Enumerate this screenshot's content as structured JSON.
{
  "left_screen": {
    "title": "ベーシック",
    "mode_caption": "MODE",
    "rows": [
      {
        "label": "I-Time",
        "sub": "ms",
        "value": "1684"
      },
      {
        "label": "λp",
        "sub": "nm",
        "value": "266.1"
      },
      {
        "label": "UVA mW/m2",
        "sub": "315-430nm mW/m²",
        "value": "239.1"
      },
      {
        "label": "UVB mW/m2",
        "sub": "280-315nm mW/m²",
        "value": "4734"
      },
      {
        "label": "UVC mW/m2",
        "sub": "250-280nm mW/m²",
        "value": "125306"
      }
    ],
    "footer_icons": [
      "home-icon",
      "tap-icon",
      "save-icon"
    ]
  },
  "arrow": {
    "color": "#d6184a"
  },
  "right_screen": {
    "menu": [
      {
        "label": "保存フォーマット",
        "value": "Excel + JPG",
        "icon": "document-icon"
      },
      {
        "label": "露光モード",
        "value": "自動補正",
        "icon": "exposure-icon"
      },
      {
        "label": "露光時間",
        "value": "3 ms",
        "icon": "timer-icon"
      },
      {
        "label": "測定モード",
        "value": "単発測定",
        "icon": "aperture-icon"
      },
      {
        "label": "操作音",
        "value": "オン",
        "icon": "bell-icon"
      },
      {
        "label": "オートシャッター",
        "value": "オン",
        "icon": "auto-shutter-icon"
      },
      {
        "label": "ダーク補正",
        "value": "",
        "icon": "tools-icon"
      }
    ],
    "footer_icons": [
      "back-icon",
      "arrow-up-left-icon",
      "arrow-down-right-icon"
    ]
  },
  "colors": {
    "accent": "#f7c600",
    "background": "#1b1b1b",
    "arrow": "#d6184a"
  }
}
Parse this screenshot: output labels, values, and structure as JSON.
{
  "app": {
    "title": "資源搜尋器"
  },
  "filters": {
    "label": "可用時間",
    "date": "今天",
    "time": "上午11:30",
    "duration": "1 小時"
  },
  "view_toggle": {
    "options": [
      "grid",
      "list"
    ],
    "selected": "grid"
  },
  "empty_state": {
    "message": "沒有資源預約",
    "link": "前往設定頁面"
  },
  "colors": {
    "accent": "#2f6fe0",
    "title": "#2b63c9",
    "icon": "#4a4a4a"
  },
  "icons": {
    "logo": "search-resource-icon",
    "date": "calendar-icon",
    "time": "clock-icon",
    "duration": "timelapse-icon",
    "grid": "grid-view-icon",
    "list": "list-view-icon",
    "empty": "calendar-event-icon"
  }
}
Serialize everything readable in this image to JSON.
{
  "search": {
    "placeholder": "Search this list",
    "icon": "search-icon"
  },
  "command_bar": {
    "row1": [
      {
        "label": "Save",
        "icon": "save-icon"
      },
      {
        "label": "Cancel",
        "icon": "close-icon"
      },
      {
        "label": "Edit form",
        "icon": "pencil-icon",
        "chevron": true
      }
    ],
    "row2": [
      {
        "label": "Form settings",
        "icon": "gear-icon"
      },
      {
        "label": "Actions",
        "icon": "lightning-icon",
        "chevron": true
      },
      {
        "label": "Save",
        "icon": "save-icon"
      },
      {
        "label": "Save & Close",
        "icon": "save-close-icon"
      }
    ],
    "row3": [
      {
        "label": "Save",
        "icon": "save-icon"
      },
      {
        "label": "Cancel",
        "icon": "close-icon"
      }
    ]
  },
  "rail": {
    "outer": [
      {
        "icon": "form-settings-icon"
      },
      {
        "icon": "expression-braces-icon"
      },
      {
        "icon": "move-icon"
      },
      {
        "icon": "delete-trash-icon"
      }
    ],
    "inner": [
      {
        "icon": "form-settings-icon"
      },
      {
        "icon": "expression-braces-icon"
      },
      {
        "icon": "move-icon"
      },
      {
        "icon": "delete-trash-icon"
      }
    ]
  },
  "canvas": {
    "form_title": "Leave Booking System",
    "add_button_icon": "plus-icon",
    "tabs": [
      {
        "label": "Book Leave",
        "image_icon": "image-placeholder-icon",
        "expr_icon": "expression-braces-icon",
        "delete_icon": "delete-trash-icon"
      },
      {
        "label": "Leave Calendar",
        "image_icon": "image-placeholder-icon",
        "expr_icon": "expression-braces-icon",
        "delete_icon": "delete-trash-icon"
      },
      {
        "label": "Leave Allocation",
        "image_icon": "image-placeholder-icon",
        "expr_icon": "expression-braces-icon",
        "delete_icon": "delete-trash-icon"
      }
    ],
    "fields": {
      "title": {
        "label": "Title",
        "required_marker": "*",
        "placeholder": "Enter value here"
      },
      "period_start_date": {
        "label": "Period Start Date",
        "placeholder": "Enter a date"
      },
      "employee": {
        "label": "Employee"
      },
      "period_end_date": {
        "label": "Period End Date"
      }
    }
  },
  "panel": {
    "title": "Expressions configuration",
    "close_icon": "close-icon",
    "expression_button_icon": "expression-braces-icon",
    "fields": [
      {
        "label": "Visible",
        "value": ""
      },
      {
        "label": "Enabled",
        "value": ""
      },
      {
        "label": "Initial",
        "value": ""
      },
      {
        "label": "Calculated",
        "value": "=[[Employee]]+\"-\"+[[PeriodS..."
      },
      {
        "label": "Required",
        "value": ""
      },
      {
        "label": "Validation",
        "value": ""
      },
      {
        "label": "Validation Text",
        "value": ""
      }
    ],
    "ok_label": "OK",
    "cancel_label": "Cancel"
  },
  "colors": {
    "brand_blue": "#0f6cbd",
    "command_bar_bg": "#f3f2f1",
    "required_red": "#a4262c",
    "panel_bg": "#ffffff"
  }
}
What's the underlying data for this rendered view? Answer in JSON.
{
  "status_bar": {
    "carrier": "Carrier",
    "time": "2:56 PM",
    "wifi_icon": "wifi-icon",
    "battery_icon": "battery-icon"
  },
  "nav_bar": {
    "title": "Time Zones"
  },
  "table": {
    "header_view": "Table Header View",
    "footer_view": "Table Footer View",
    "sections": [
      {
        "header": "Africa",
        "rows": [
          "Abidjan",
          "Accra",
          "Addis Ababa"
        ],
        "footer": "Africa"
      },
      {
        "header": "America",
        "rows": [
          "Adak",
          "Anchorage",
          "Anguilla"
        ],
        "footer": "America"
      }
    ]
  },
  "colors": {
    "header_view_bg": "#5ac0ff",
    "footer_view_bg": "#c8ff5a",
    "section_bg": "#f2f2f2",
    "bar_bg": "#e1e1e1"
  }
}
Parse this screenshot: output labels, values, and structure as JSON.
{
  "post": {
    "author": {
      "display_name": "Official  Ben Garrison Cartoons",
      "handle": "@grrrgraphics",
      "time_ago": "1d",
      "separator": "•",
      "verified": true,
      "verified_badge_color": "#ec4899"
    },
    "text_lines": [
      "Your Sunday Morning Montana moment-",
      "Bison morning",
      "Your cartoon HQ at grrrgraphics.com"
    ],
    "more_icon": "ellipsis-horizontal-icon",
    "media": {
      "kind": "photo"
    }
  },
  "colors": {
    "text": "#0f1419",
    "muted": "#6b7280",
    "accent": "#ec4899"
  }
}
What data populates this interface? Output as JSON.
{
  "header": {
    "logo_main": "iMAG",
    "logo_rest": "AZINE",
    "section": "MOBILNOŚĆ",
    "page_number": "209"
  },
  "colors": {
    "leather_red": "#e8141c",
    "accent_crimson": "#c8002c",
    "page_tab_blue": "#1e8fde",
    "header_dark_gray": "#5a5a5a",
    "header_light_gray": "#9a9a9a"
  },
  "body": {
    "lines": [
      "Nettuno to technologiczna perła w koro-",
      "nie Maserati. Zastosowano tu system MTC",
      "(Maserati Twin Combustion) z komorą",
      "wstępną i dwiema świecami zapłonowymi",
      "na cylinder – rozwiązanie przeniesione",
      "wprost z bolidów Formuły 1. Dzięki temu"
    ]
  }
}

_____

What is expected: Pick out all lines containing the string "arrow".

The result:
  "arrow": {
      "arrow-up-left-icon",
      "arrow-down-right-icon"
    "arrow": "#d6184a"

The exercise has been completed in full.